▸ RECORD SET:
═══
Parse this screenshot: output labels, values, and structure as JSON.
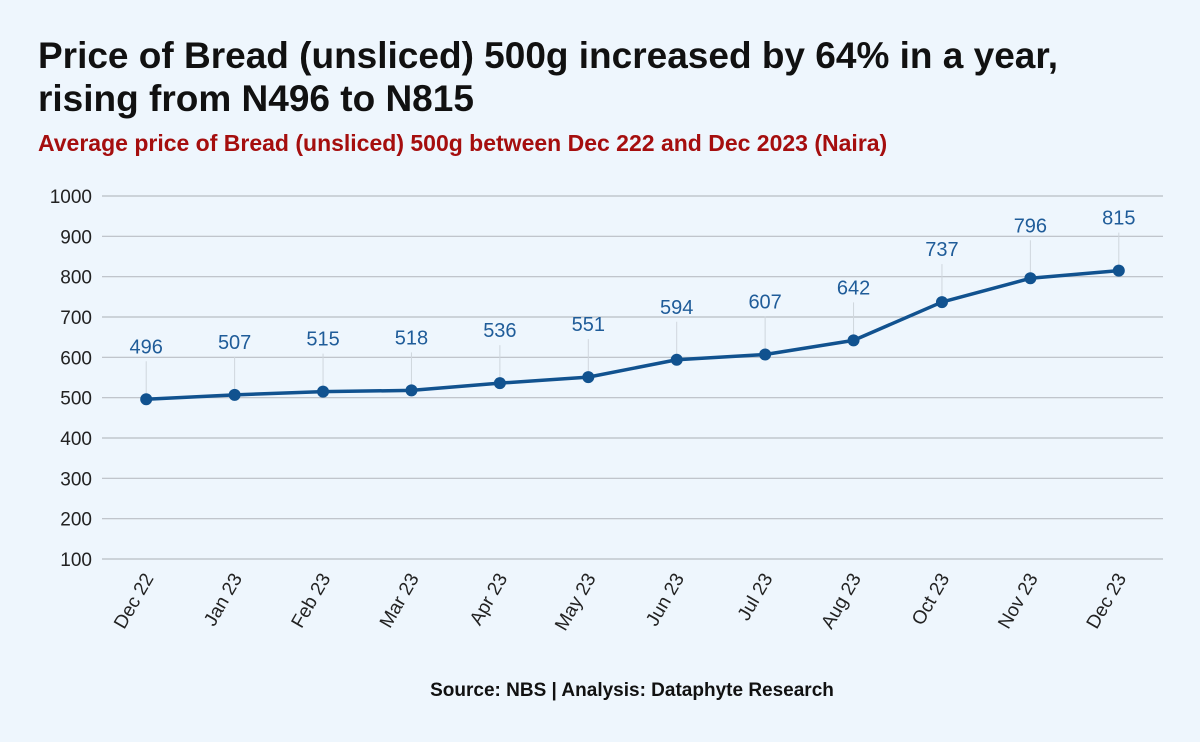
{
  "title": "Price of Bread (unsliced) 500g increased by 64% in a year, rising from N496 to N815",
  "subtitle": "Average price of Bread (unsliced) 500g between Dec 222 and Dec 2023 (Naira)",
  "source": "Source: NBS | Analysis: Dataphyte Research",
  "colors": {
    "line": "#11528f",
    "label": "#1f5c99",
    "grid": "#b9bec4",
    "subtitle": "#a50e0e"
  },
  "chart_data": {
    "type": "line",
    "title": "Price of Bread (unsliced) 500g increased by 64% in a year, rising from N496 to N815",
    "subtitle": "Average price of Bread (unsliced) 500g between Dec 222 and Dec 2023 (Naira)",
    "xlabel": "",
    "ylabel": "",
    "categories": [
      "Dec 22",
      "Jan 23",
      "Feb 23",
      "Mar 23",
      "Apr 23",
      "May 23",
      "Jun 23",
      "Jul 23",
      "Aug 23",
      "Oct 23",
      "Nov 23",
      "Dec 23"
    ],
    "series": [
      {
        "values": [
          496,
          507,
          515,
          518,
          536,
          551,
          594,
          607,
          642,
          737,
          796,
          815
        ]
      }
    ],
    "ylim": [
      100,
      1000
    ],
    "yticks": [
      100,
      200,
      300,
      400,
      500,
      600,
      700,
      800,
      900,
      1000
    ],
    "data_labels": true,
    "grid": true,
    "legend": "none"
  }
}
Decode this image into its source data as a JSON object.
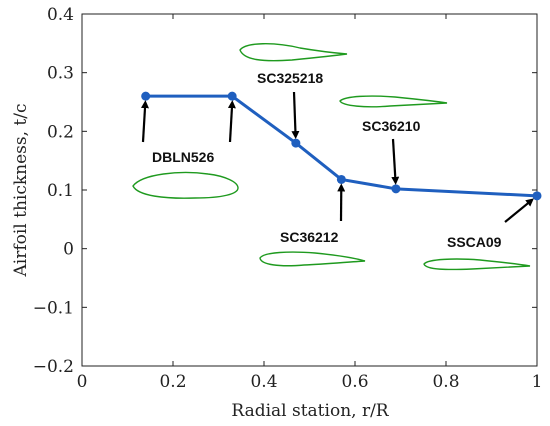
{
  "chart_data": {
    "type": "line",
    "xlabel": "Radial station, r/R",
    "ylabel": "Airfoil thickness, t/c",
    "xlim": [
      0,
      1
    ],
    "ylim": [
      -0.2,
      0.4
    ],
    "xticks": [
      0,
      0.2,
      0.4,
      0.6,
      0.8,
      1
    ],
    "xtick_labels": [
      "0",
      "0.2",
      "0.4",
      "0.6",
      "0.8",
      "1"
    ],
    "yticks": [
      -0.2,
      -0.1,
      0,
      0.1,
      0.2,
      0.3,
      0.4
    ],
    "ytick_labels": [
      "−0.2",
      "−0.1",
      "0",
      "0.1",
      "0.2",
      "0.3",
      "0.4"
    ],
    "grid": false,
    "line_color": "#1f5fbf",
    "airfoil_color": "#1f9a1f",
    "series": [
      {
        "x": [
          0.14,
          0.33,
          0.47,
          0.57,
          0.69,
          1.0
        ],
        "y": [
          0.26,
          0.26,
          0.18,
          0.118,
          0.102,
          0.09
        ]
      }
    ],
    "annotations": [
      {
        "text": "DBLN526",
        "tip": [
          0.14,
          0.26
        ]
      },
      {
        "text": "SC325218",
        "tip": [
          0.47,
          0.18
        ]
      },
      {
        "text": "SC36212",
        "tip": [
          0.57,
          0.118
        ]
      },
      {
        "text": "SC36210",
        "tip": [
          0.69,
          0.102
        ]
      },
      {
        "text": "SSCA09",
        "tip": [
          1.0,
          0.09
        ]
      }
    ]
  }
}
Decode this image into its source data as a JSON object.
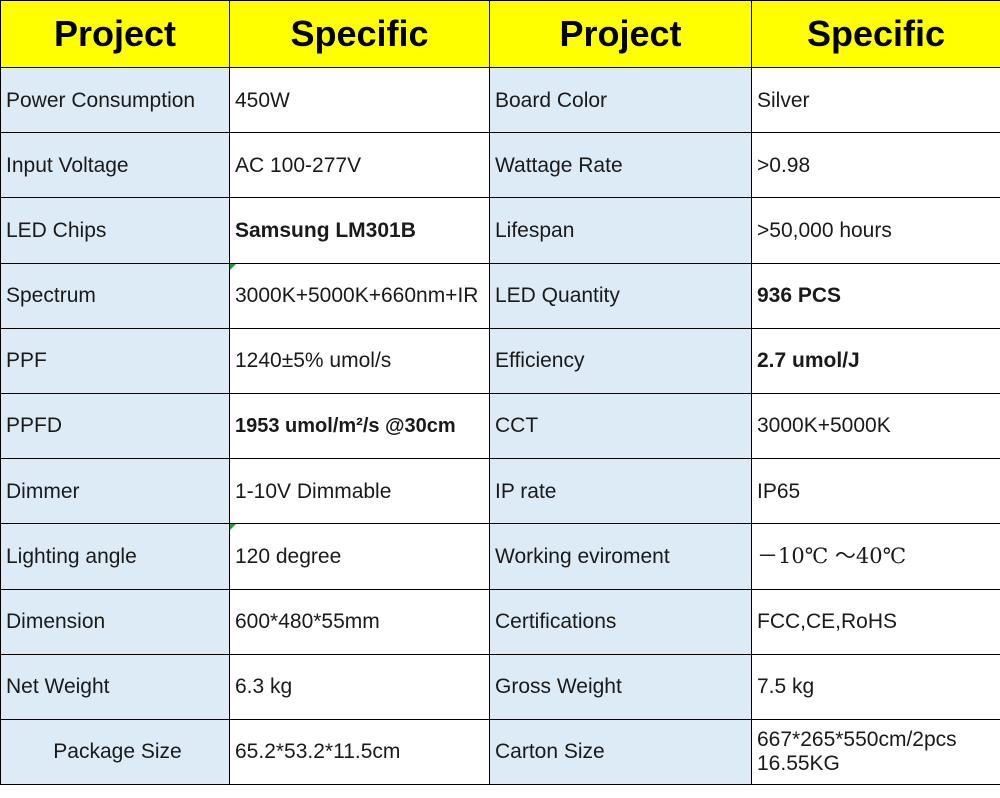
{
  "header": [
    "Project",
    "Specific",
    "Project",
    "Specific"
  ],
  "rows": [
    {
      "p1": "Power Consumption",
      "s1": "450W",
      "p2": "Board Color",
      "s2": "Silver"
    },
    {
      "p1": "Input Voltage",
      "s1": "AC 100-277V",
      "p2": "Wattage Rate",
      "s2": ">0.98"
    },
    {
      "p1": "LED Chips",
      "s1": "Samsung LM301B",
      "p2": "Lifespan",
      "s2": ">50,000 hours"
    },
    {
      "p1": "Spectrum",
      "s1": "3000K+5000K+660nm+IR",
      "p2": "LED Quantity",
      "s2": "936 PCS"
    },
    {
      "p1": "PPF",
      "s1": "1240±5% umol/s",
      "p2": "Efficiency",
      "s2": "2.7 umol/J"
    },
    {
      "p1": "PPFD",
      "s1": "1953 umol/m²/s @30cm",
      "p2": "CCT",
      "s2": "3000K+5000K"
    },
    {
      "p1": "Dimmer",
      "s1": "1-10V Dimmable",
      "p2": "IP rate",
      "s2": "IP65"
    },
    {
      "p1": "Lighting angle",
      "s1": "120 degree",
      "p2": "Working eviroment",
      "s2": "－10℃ ～40℃"
    },
    {
      "p1": "Dimension",
      "s1": "600*480*55mm",
      "p2": "Certifications",
      "s2": "FCC,CE,RoHS"
    },
    {
      "p1": "Net Weight",
      "s1": "6.3 kg",
      "p2": "Gross Weight",
      "s2": "7.5 kg"
    },
    {
      "p1": "Package Size",
      "s1": "65.2*53.2*11.5cm",
      "p2": "Carton Size",
      "s2": "667*265*550cm/2pcs 16.55KG"
    }
  ]
}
═══
▸ DIRECTIONS FOR THIS TASK: Pull every line containing the word "between" out of the material and copy it.

▸ EXERCISE SOLUTION:
  "subtitle": "Average price of Bread (unsliced) 500g between Dec 222 and Dec 2023 (Naira)",
    "subtitle": "Average price of Bread (unsliced) 500g between Dec 222 and Dec 2023 (Naira)",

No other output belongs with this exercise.